**OBJECTIVE:** Rewrite the records from their first line through the line containing "category-labels: Gen Z", replacing "chocolate-piece" with "chocolate-block" and leaving everything else unchanged.

**TASK DATA:**
## begin

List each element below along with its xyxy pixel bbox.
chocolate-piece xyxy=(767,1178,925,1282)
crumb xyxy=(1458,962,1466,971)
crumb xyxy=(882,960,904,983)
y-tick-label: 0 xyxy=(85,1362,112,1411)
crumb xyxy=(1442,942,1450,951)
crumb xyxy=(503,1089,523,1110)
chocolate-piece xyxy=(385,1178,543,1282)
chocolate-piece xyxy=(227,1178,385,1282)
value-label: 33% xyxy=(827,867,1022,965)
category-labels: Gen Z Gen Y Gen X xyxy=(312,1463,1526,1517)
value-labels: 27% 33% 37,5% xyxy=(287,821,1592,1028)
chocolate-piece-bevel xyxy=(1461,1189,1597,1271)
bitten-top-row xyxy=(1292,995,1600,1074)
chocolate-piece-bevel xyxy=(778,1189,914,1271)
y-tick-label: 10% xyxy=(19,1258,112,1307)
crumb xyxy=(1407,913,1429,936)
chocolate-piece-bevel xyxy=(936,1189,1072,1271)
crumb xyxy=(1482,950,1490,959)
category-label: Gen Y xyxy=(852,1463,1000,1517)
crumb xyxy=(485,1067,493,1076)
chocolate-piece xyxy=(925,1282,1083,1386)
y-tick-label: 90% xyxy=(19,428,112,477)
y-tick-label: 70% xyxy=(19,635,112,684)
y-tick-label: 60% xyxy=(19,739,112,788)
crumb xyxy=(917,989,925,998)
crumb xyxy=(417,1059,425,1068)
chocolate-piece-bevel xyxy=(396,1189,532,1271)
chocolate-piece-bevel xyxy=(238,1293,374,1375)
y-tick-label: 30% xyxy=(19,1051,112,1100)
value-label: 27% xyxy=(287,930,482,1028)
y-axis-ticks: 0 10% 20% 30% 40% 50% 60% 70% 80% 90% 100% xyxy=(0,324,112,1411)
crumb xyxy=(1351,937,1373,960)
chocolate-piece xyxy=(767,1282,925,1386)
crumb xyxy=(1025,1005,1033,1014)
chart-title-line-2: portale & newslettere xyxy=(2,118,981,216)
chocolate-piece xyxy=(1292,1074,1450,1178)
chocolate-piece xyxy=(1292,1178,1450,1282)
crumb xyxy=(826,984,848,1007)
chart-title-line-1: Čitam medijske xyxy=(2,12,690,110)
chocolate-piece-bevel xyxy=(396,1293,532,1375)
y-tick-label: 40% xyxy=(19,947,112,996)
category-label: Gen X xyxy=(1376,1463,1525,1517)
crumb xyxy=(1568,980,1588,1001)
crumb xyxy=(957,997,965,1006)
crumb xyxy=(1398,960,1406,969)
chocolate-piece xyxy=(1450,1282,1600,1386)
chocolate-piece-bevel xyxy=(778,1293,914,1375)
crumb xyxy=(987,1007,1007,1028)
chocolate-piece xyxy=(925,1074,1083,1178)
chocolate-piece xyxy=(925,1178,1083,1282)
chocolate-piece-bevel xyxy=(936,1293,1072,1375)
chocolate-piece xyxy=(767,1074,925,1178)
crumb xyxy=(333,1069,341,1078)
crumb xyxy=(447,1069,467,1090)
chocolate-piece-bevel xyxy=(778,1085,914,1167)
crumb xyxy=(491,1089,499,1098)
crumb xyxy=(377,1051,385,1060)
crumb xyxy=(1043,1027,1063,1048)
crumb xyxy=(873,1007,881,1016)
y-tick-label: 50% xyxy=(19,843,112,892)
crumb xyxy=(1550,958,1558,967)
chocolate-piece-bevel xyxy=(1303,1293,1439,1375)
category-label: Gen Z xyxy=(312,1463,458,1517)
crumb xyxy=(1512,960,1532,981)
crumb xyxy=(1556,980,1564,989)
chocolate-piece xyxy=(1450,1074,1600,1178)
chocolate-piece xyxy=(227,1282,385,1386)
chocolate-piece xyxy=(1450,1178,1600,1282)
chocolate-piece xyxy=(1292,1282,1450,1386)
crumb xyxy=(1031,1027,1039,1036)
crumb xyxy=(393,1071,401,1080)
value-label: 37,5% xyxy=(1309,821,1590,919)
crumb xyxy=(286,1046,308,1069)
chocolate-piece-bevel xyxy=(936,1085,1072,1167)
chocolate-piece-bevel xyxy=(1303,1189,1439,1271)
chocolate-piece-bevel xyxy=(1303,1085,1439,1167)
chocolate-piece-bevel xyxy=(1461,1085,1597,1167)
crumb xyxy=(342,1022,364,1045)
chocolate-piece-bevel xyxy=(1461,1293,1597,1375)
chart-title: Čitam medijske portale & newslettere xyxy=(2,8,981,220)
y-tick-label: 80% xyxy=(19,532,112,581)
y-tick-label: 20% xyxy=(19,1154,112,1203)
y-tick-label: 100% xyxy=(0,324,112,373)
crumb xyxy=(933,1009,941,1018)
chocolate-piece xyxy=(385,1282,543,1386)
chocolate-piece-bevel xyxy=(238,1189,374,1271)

## end

**ANSWER FOR THIS EXERCISE:**
List each element below along with its xyxy pixel bbox.
chocolate-block xyxy=(767,1178,925,1282)
crumb xyxy=(1458,962,1466,971)
crumb xyxy=(882,960,904,983)
y-tick-label: 0 xyxy=(85,1362,112,1411)
crumb xyxy=(1442,942,1450,951)
crumb xyxy=(503,1089,523,1110)
chocolate-block xyxy=(385,1178,543,1282)
chocolate-block xyxy=(227,1178,385,1282)
value-label: 33% xyxy=(827,867,1022,965)
category-labels: Gen Z Gen Y Gen X xyxy=(312,1463,1526,1517)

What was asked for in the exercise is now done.